■ **What the task requires**:
Output all the material that follows, exactly as given.

-- start Material for the task --

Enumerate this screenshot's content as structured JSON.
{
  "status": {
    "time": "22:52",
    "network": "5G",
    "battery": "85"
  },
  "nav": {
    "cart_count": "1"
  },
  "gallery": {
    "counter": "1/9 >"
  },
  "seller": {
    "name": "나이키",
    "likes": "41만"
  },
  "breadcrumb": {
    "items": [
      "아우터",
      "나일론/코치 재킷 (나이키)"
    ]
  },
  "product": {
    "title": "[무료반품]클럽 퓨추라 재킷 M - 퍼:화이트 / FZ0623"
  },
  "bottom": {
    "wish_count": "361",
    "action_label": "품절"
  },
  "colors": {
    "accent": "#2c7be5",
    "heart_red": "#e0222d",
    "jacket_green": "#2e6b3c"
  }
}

-- end Material for the task --

■ **Output for this exercise**:
Enumerate this screenshot's content as structured JSON.
{
  "status": {
    "time": "22:52",
    "network": "5G",
    "battery": "85"
  },
  "nav": {
    "cart_count": "1"
  },
  "gallery": {
    "counter": "1/9 >"
  },
  "seller": {
    "name": "나이키",
    "likes": "41만"
  },
  "breadcrumb": {
    "items": [
      "아우터",
      "나일론/코치 재킷 (나이키)"
    ]
  },
  "product": {
    "title": "[무료반품]클럽 퓨추라 재킷 M - 퍼:화이트 / FZ0623"
  },
  "bottom": {
    "wish_count": "361",
    "action_label": "품절"
  },
  "colors": {
    "accent": "#2c7be5",
    "heart_red": "#e0222d",
    "jacket_green": "#2e6b3c"
  }
}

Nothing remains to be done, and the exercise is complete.